**Exercises:**
(a) Decide whether each statement below agrees with the UV filter article, answering yes or no and quoting the deciding words from it. (i) The author once had a UV filter shatter in a drop while the lens's front element stayed undamaged. (ii) Both test images were shot with the Heliopan filter mounted on the lens. (iii) Viewing at 200% revealed differences between the two images.
(b) Write the next part of the UV filter article, picking up right after its final sentence.

**Page extract:**
--

Some photographers refuse to place a UV or clear filter, or any other type of photographic filter, in front of their lens—worried about sacrificing image quality in the name of a layer of protection. It’s a fact that the more glass elements that light has to pass through, the greater the chance that the light is bent, altered, or degraded in some way. This fact is what keeps some photographers from using UV or clear filters on their lenses—the search for the ultimate image quality.
Note: This article was originally published 10 years ago. The text and images have been updated, but many comments below are from the original article.
However, you cannot deny the protective benefits of a UV filter from fingerprints, dust, smudges, etc. I have even dropped a few lenses and had the UV filter shatter, but the front element of the lens remained untouched. Did the filter, in paying the ultimate sacrifice, protect the lens? No one knows for sure. Regardless, I am glad that the potential loss was only felt by the relatively inexpensive filter and not the lens itself.
So, can you see a visual difference in two identical photos—one with a UV filter and one without? We’ve done the test for you!
Let’s take a look and see the results….
Example: Here are two images from a FUJIFILM XF 90mm f/2 R LM WR lens. The first image is from the au naturel lens and, in the second image, the lens sports a Heliopan 62mm UV SH-PMC filter.
Can you see a difference between the two images? I cannot.
Even when we do some serious pixel peeping at 200%, the images look identical.

--

**Records supplied:**
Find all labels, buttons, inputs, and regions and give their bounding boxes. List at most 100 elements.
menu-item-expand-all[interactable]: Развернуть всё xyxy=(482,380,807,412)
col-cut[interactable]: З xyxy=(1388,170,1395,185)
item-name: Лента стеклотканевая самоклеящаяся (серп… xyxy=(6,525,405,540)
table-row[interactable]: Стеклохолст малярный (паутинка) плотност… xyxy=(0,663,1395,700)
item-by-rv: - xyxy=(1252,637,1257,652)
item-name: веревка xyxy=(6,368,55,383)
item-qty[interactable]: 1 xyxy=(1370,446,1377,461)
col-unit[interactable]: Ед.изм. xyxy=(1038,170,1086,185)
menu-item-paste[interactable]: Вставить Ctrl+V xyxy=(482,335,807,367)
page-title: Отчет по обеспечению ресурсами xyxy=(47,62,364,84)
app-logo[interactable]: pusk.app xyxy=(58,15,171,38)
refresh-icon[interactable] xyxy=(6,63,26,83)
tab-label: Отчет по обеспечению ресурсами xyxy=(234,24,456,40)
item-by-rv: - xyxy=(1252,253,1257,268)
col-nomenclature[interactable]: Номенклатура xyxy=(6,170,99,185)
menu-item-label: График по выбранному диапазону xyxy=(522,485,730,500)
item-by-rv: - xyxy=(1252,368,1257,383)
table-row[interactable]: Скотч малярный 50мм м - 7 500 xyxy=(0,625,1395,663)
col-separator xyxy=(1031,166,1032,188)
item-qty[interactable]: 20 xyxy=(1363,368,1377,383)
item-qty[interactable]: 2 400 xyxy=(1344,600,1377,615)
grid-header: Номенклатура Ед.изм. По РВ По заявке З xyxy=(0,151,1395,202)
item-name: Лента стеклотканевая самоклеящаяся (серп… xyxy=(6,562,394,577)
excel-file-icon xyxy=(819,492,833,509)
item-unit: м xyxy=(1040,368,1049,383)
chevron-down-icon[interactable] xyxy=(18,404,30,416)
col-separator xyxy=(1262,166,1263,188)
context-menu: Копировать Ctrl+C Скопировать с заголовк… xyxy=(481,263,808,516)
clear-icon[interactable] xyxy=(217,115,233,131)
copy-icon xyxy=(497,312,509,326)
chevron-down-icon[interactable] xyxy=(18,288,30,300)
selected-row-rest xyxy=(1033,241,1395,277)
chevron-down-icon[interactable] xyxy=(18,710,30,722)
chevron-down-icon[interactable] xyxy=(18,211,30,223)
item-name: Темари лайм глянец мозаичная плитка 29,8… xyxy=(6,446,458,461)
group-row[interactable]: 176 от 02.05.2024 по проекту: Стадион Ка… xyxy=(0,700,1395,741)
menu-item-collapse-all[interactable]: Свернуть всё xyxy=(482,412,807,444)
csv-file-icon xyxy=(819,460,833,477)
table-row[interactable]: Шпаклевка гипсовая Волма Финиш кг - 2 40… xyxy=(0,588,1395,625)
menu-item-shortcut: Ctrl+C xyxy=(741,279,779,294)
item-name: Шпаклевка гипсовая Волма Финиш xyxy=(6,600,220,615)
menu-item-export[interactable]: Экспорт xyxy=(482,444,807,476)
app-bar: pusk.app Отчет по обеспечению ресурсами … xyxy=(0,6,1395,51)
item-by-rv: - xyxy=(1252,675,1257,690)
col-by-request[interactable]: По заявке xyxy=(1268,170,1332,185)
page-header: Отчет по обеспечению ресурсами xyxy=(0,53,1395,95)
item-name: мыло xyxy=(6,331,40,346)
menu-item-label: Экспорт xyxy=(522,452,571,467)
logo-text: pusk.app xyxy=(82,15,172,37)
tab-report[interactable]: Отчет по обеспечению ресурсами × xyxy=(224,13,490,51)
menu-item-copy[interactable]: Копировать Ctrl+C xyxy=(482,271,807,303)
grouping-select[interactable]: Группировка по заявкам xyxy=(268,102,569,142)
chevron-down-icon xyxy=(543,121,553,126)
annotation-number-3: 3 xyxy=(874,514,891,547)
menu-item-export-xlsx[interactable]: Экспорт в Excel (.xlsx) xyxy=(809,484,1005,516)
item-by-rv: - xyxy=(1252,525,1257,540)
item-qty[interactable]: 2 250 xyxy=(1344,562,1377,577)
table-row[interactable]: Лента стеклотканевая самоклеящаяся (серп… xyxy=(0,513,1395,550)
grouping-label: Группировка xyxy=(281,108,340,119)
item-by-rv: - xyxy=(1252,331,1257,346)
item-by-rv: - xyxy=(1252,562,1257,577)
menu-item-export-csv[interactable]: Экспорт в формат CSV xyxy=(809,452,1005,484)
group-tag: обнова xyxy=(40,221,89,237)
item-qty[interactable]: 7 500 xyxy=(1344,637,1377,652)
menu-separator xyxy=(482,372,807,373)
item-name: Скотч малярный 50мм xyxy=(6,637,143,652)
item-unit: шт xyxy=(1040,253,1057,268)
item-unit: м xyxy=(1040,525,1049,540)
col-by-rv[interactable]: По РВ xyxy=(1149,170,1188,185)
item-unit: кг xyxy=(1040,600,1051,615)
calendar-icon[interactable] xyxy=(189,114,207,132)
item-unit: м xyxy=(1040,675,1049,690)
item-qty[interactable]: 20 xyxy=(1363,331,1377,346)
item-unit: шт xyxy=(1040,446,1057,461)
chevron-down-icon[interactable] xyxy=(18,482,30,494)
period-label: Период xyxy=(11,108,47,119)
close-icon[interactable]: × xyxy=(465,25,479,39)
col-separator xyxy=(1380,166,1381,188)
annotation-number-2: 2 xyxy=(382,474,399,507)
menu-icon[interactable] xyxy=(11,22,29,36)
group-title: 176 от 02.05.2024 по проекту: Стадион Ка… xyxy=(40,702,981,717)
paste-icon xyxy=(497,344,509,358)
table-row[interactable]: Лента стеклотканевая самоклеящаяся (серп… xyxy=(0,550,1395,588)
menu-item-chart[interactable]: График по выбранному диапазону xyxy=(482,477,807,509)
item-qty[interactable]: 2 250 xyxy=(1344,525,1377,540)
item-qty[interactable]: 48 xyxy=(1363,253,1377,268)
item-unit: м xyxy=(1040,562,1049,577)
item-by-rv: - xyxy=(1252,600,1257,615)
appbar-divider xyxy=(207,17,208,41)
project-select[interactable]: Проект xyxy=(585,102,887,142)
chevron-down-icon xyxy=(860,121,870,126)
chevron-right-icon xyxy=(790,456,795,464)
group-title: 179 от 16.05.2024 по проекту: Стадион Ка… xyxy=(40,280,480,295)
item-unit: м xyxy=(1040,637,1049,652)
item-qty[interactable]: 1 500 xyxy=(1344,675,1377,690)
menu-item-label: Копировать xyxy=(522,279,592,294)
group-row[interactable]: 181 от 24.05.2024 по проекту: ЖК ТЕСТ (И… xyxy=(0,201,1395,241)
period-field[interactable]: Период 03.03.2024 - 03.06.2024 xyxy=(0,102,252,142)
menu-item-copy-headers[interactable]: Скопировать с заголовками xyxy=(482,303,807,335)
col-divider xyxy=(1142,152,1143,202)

--

**Task-by-task results:**
(a)
(i) Yes: "I have even dropped a few lenses and had the UV filter shatter, but the front element of the lens remained untouched."
(ii) No: "The first image is from the au naturel lens and, in the second image, the lens sports a Heliopan 62mm UV SH-PMC filter."
(iii) No: "Even when we do some serious pixel peeping at 200%, the images look identical."

(b)
While I encourage all photographers to use a UV or clear filter on each and every lens that they own, there are times I have removed my UV filter when out shooting to avoid lens flare that was happening at the UV filter despite the filter’s multi-coating. Why wasn’t the lens itself flaring? Possibly because the UV filter, positioned at the far front of the lens, was getting hit by light waves directly at the “right” angle.
Other websites have concluded that most high-quality UV or clear filters will not have any effect on image quality, but some inexpensive filters may. Regardless, I feel that a quality UV filter is an almost mandatory addition to your lens.
What do you think of the filter debate? Let us know in the Comments section, below!
Someone debates that it is not worth a $50 filter for the $200 lens. I think it is worth an expensive good coating filter for some cases. Old and cheap lenses are usually coated with fewer layers or poor coating, creating a vignetting and flare unless you see these as a bonus or special effect. The latest filter technology provides super-multi-coating to correct some vignetting and flare (especially under direct sunlight); dust and water repellants coating is also more convenient than you cleaning the front element of your lenses.
I heartily agree! An expensive lens deserves a higher-cost filter, while an inexpensive lens can enjoy the added protection from an inexpensive filter.
Regardless, all lenses can use protection from dirt, dust, fingerprints, and more.
Thanks for reading!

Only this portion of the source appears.